## GIVEN TASK:
Return the records line for line without changes, covering the stretch from their very start through the line that contains "candidate-name: John Biber", with that line included.

--- BEGIN STORED DATA ---

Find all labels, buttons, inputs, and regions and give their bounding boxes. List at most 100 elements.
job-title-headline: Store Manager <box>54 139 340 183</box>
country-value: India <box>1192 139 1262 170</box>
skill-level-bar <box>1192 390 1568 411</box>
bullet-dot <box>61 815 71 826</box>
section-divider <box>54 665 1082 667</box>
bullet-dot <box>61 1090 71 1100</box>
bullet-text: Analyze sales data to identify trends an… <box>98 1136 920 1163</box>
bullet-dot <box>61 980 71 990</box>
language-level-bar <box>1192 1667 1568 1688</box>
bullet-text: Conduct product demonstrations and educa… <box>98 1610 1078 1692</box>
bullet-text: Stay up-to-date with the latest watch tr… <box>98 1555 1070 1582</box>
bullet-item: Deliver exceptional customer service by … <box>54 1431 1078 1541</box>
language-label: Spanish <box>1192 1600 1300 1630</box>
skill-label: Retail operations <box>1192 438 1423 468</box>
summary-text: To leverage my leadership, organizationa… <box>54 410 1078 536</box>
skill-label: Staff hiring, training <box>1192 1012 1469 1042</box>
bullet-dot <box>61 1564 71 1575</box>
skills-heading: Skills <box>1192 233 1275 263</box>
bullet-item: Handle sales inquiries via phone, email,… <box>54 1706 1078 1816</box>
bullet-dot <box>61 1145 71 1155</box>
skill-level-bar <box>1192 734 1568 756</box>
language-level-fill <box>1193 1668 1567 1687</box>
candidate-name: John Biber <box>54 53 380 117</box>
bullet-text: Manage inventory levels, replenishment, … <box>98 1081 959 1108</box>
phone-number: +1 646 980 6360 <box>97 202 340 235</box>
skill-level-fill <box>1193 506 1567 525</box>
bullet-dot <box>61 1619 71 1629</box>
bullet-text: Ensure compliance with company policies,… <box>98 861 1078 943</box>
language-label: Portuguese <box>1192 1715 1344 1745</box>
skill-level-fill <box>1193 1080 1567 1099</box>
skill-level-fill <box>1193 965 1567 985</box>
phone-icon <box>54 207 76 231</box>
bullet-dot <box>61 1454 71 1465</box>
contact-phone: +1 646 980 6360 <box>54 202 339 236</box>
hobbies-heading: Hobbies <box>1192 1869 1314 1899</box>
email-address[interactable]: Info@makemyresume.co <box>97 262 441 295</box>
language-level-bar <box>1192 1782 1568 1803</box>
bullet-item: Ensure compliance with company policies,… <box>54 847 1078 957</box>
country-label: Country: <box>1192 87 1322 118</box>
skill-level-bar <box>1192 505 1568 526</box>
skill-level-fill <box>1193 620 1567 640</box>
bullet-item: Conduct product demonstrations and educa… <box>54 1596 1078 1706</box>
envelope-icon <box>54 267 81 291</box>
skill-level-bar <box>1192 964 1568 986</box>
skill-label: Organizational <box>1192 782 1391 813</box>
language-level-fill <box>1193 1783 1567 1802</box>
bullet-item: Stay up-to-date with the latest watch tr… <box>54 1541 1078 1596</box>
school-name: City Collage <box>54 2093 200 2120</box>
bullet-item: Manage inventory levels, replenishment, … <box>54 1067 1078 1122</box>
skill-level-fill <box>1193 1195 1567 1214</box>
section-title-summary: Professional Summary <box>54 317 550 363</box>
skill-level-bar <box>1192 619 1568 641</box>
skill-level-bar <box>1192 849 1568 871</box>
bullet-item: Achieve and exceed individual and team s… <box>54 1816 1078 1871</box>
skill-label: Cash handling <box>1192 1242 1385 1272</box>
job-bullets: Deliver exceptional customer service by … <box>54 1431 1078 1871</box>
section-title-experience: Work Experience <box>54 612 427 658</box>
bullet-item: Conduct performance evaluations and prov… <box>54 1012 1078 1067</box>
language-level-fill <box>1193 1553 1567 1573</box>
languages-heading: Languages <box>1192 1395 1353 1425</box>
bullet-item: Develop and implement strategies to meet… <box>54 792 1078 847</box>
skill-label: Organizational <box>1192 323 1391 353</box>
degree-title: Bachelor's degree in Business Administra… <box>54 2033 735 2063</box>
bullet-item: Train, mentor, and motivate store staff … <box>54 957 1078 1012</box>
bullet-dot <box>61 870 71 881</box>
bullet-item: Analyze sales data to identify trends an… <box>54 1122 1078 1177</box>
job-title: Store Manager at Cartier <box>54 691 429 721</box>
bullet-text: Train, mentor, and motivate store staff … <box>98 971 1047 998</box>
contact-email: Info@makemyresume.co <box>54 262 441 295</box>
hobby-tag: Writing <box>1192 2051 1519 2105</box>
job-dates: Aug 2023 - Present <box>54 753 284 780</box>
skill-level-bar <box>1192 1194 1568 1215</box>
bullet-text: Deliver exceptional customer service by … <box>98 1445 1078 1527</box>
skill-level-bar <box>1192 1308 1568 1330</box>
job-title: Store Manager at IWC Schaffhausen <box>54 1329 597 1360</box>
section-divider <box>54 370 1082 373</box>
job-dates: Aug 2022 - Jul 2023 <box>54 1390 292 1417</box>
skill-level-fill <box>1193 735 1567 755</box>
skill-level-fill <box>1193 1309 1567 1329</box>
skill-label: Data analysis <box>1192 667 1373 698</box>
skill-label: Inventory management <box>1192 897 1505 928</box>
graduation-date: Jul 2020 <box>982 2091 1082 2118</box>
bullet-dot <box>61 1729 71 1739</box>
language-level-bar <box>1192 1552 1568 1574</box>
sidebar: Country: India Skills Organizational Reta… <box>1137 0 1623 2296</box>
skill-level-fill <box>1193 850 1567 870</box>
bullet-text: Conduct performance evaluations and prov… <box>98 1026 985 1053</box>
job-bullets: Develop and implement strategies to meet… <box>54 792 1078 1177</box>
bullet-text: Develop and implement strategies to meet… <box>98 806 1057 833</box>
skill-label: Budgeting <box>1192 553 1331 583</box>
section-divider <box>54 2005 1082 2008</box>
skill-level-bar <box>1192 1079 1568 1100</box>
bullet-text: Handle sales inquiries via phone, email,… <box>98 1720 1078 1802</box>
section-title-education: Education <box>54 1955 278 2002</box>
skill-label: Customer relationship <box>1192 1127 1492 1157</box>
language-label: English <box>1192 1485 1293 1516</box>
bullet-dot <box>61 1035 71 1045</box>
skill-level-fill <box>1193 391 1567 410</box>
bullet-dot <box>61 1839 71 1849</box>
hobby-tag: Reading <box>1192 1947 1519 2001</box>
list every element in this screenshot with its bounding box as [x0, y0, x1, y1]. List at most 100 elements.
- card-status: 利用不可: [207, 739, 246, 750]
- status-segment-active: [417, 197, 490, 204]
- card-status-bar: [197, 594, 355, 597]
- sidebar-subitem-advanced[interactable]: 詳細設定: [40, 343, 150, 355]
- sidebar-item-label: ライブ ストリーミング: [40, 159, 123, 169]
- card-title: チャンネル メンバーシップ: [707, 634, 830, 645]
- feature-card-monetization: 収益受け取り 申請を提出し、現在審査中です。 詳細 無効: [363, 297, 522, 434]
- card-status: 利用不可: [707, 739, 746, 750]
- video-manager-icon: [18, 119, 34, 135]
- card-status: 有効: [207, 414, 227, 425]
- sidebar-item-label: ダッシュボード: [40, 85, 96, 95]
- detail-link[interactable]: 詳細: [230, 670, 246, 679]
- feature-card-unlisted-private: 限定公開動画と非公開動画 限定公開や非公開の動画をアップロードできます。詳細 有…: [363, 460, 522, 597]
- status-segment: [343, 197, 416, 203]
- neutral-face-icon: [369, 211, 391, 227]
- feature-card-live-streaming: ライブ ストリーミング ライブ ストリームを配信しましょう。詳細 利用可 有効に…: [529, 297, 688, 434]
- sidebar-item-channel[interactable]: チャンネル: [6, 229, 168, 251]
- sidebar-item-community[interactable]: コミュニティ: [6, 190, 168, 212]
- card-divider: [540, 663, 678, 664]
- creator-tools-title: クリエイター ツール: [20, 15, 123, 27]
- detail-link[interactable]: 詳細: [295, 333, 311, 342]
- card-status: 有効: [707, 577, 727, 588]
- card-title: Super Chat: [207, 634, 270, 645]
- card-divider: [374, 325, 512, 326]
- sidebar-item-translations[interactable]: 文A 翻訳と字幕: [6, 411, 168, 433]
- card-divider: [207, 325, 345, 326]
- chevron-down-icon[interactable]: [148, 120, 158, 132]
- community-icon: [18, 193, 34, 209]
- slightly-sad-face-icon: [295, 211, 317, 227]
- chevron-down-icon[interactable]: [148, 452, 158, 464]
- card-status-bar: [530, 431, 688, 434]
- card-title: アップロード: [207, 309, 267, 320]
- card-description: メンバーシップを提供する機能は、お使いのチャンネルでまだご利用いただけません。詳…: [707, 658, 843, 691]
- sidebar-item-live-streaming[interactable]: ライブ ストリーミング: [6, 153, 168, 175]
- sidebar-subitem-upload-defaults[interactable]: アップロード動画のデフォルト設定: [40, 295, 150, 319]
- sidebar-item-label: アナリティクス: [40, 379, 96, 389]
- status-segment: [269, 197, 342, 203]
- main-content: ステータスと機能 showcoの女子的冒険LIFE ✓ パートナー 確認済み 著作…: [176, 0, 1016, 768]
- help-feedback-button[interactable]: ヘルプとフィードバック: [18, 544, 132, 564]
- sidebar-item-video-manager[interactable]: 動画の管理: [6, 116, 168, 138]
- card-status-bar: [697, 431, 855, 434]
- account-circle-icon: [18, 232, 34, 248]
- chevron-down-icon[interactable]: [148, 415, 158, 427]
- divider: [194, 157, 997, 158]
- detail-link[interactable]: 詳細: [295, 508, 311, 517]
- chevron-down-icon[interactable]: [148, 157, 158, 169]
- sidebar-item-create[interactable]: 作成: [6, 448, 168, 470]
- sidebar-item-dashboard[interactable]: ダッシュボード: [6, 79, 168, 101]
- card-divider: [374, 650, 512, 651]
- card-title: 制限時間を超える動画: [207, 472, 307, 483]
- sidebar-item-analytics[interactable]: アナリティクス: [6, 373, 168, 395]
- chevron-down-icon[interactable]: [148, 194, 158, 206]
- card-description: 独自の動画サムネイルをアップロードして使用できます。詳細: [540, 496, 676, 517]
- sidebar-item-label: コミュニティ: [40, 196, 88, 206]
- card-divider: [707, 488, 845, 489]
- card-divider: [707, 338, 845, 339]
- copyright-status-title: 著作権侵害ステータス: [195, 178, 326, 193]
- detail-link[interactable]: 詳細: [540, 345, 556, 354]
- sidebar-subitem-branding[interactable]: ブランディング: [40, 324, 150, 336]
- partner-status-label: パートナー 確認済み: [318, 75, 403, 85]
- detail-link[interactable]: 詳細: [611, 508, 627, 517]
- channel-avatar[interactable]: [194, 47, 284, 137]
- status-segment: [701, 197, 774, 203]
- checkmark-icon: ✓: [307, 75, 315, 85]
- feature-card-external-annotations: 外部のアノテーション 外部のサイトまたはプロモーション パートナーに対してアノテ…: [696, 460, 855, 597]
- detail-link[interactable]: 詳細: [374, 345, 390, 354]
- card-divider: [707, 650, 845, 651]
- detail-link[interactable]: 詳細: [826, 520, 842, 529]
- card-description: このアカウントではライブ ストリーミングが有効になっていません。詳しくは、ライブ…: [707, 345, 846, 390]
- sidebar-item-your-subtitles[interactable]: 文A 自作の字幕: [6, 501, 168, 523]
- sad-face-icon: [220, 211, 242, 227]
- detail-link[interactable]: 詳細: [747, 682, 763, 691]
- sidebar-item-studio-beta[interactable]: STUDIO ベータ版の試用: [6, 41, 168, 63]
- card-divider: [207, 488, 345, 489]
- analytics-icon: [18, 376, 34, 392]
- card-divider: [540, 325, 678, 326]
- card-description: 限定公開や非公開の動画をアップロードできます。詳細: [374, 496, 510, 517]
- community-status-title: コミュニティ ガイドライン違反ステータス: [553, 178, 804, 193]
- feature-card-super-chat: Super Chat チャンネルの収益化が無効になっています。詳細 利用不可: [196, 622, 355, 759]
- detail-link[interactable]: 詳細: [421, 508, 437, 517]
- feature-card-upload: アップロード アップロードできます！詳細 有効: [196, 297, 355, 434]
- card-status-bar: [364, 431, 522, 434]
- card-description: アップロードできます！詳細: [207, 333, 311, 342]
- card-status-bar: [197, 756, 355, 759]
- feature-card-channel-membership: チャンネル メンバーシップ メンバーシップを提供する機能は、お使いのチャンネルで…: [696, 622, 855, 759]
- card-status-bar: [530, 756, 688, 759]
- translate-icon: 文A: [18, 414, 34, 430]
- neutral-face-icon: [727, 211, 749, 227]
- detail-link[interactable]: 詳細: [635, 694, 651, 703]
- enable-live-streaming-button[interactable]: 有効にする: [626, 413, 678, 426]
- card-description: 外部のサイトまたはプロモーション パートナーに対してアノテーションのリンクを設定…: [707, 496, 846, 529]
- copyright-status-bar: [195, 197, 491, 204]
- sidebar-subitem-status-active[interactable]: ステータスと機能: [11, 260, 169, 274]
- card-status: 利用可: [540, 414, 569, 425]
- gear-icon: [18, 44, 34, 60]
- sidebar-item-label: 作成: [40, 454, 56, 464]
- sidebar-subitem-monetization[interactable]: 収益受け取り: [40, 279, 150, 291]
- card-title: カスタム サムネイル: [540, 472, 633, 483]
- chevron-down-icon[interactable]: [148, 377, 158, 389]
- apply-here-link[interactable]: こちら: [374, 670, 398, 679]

--- END STORED DATA ---

## WRITTEN REPLY:
Find all labels, buttons, inputs, and regions and give their bounding boxes. List at most 100 elements.
job-title-headline: Store Manager <box>54 139 340 183</box>
country-value: India <box>1192 139 1262 170</box>
skill-level-bar <box>1192 390 1568 411</box>
bullet-dot <box>61 815 71 826</box>
section-divider <box>54 665 1082 667</box>
bullet-dot <box>61 1090 71 1100</box>
bullet-text: Analyze sales data to identify trends an… <box>98 1136 920 1163</box>
bullet-dot <box>61 980 71 990</box>
language-level-bar <box>1192 1667 1568 1688</box>
bullet-text: Conduct product demonstrations and educa… <box>98 1610 1078 1692</box>
bullet-text: Stay up-to-date with the latest watch tr… <box>98 1555 1070 1582</box>
bullet-item: Deliver exceptional customer service by … <box>54 1431 1078 1541</box>
language-label: Spanish <box>1192 1600 1300 1630</box>
skill-label: Retail operations <box>1192 438 1423 468</box>
summary-text: To leverage my leadership, organizationa… <box>54 410 1078 536</box>
skill-label: Staff hiring, training <box>1192 1012 1469 1042</box>
bullet-dot <box>61 1564 71 1575</box>
skills-heading: Skills <box>1192 233 1275 263</box>
bullet-item: Handle sales inquiries via phone, email,… <box>54 1706 1078 1816</box>
bullet-dot <box>61 1145 71 1155</box>
skill-level-bar <box>1192 734 1568 756</box>
language-level-fill <box>1193 1668 1567 1687</box>
candidate-name: John Biber <box>54 53 380 117</box>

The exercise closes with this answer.